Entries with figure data
- - -
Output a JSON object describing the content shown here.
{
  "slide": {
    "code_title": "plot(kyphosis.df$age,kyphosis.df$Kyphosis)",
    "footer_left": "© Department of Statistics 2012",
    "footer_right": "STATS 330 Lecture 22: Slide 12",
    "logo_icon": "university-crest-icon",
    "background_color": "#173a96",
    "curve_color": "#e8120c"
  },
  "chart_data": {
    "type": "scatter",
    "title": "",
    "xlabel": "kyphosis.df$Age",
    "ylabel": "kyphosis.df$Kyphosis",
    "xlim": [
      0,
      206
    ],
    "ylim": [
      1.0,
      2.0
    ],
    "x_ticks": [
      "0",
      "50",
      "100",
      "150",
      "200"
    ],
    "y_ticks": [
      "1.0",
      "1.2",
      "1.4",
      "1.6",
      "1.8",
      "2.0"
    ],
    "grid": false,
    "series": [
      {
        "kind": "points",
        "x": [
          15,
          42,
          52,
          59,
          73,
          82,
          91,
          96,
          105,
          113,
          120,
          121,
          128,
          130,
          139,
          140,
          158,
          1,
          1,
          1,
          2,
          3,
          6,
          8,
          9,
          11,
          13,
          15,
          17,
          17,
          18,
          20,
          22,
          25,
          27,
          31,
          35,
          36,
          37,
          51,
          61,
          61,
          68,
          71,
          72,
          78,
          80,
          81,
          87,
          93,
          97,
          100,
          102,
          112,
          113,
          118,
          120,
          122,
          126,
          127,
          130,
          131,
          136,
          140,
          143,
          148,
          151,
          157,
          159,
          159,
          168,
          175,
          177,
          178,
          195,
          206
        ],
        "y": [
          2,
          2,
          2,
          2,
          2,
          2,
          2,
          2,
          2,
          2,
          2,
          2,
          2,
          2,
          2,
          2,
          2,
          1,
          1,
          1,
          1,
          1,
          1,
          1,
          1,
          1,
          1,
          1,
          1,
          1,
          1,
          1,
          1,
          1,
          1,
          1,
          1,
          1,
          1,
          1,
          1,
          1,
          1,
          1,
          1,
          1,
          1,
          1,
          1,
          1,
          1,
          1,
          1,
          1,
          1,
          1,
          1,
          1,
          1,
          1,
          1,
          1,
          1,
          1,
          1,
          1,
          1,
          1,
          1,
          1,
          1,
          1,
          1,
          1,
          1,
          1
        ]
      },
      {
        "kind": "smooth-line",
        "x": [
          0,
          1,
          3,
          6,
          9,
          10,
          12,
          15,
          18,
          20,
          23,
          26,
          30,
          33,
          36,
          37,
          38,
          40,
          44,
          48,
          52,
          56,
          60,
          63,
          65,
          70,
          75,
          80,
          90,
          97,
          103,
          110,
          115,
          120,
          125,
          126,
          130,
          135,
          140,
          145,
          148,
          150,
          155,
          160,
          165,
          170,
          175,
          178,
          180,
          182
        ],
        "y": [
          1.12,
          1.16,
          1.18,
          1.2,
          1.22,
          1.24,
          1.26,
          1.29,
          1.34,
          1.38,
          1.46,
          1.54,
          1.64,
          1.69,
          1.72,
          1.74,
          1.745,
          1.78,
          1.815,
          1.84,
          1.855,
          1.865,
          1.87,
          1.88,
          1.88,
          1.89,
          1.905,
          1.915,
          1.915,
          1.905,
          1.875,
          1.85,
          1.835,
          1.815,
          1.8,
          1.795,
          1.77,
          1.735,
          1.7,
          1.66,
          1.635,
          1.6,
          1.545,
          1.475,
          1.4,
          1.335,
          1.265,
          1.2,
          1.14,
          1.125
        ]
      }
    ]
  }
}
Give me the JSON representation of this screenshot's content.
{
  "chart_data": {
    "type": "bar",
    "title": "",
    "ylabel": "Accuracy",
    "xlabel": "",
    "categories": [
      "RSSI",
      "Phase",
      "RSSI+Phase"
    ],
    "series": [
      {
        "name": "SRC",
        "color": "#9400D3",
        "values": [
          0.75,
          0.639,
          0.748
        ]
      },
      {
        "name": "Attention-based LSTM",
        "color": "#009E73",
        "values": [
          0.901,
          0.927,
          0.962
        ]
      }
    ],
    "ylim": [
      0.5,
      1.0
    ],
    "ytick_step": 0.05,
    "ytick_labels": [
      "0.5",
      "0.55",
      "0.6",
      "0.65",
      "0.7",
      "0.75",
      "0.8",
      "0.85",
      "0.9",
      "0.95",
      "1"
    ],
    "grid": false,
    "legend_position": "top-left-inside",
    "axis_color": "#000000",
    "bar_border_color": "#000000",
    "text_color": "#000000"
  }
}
- - -
▶ [Given problem]: From the listing above, reproduce all the lines exactly.

▶ [Written response]:
Output a JSON object describing the content shown here.
{
  "slide": {
    "code_title": "plot(kyphosis.df$age,kyphosis.df$Kyphosis)",
    "footer_left": "© Department of Statistics 2012",
    "footer_right": "STATS 330 Lecture 22: Slide 12",
    "logo_icon": "university-crest-icon",
    "background_color": "#173a96",
    "curve_color": "#e8120c"
  },
  "chart_data": {
    "type": "scatter",
    "title": "",
    "xlabel": "kyphosis.df$Age",
    "ylabel": "kyphosis.df$Kyphosis",
    "xlim": [
      0,
      206
    ],
    "ylim": [
      1.0,
      2.0
    ],
    "x_ticks": [
      "0",
      "50",
      "100",
      "150",
      "200"
    ],
    "y_ticks": [
      "1.0",
      "1.2",
      "1.4",
      "1.6",
      "1.8",
      "2.0"
    ],
    "grid": false,
    "series": [
      {
        "kind": "points",
        "x": [
          15,
          42,
          52,
          59,
          73,
          82,
          91,
          96,
          105,
          113,
          120,
          121,
          128,
          130,
          139,
          140,
          158,
          1,
          1,
          1,
          2,
          3,
          6,
          8,
          9,
          11,
          13,
          15,
          17,
          17,
          18,
          20,
          22,
          25,
          27,
          31,
          35,
          36,
          37,
          51,
          61,
          61,
          68,
          71,
          72,
          78,
          80,
          81,
          87,
          93,
          97,
          100,
          102,
          112,
          113,
          118,
          120,
          122,
          126,
          127,
          130,
          131,
          136,
          140,
          143,
          148,
          151,
          157,
          159,
          159,
          168,
          175,
          177,
          178,
          195,
          206
        ],
        "y": [
          2,
          2,
          2,
          2,
          2,
          2,
          2,
          2,
          2,
          2,
          2,
          2,
          2,
          2,
          2,
          2,
          2,
          1,
          1,
          1,
          1,
          1,
          1,
          1,
          1,
          1,
          1,
          1,
          1,
          1,
          1,
          1,
          1,
          1,
          1,
          1,
          1,
          1,
          1,
          1,
          1,
          1,
          1,
          1,
          1,
          1,
          1,
          1,
          1,
          1,
          1,
          1,
          1,
          1,
          1,
          1,
          1,
          1,
          1,
          1,
          1,
          1,
          1,
          1,
          1,
          1,
          1,
          1,
          1,
          1,
          1,
          1,
          1,
          1,
          1,
          1
        ]
      },
      {
        "kind": "smooth-line",
        "x": [
          0,
          1,
          3,
          6,
          9,
          10,
          12,
          15,
          18,
          20,
          23,
          26,
          30,
          33,
          36,
          37,
          38,
          40,
          44,
          48,
          52,
          56,
          60,
          63,
          65,
          70,
          75,
          80,
          90,
          97,
          103,
          110,
          115,
          120,
          125,
          126,
          130,
          135,
          140,
          145,
          148,
          150,
          155,
          160,
          165,
          170,
          175,
          178,
          180,
          182
        ],
        "y": [
          1.12,
          1.16,
          1.18,
          1.2,
          1.22,
          1.24,
          1.26,
          1.29,
          1.34,
          1.38,
          1.46,
          1.54,
          1.64,
          1.69,
          1.72,
          1.74,
          1.745,
          1.78,
          1.815,
          1.84,
          1.855,
          1.865,
          1.87,
          1.88,
          1.88,
          1.89,
          1.905,
          1.915,
          1.915,
          1.905,
          1.875,
          1.85,
          1.835,
          1.815,
          1.8,
          1.795,
          1.77,
          1.735,
          1.7,
          1.66,
          1.635,
          1.6,
          1.545,
          1.475,
          1.4,
          1.335,
          1.265,
          1.2,
          1.14,
          1.125
        ]
      }
    ]
  }
}
Give me the JSON representation of this screenshot's content.
{
  "chart_data": {
    "type": "bar",
    "title": "",
    "ylabel": "Accuracy",
    "xlabel": "",
    "categories": [
      "RSSI",
      "Phase",
      "RSSI+Phase"
    ],
    "series": [
      {
        "name": "SRC",
        "color": "#9400D3",
        "values": [
          0.75,
          0.639,
          0.748
        ]
      },
      {
        "name": "Attention-based LSTM",
        "color": "#009E73",
        "values": [
          0.901,
          0.927,
          0.962
        ]
      }
    ],
    "ylim": [
      0.5,
      1.0
    ],
    "ytick_step": 0.05,
    "ytick_labels": [
      "0.5",
      "0.55",
      "0.6",
      "0.65",
      "0.7",
      "0.75",
      "0.8",
      "0.85",
      "0.9",
      "0.95",
      "1"
    ],
    "grid": false,
    "legend_position": "top-left-inside",
    "axis_color": "#000000",
    "bar_border_color": "#000000",
    "text_color": "#000000"
  }
}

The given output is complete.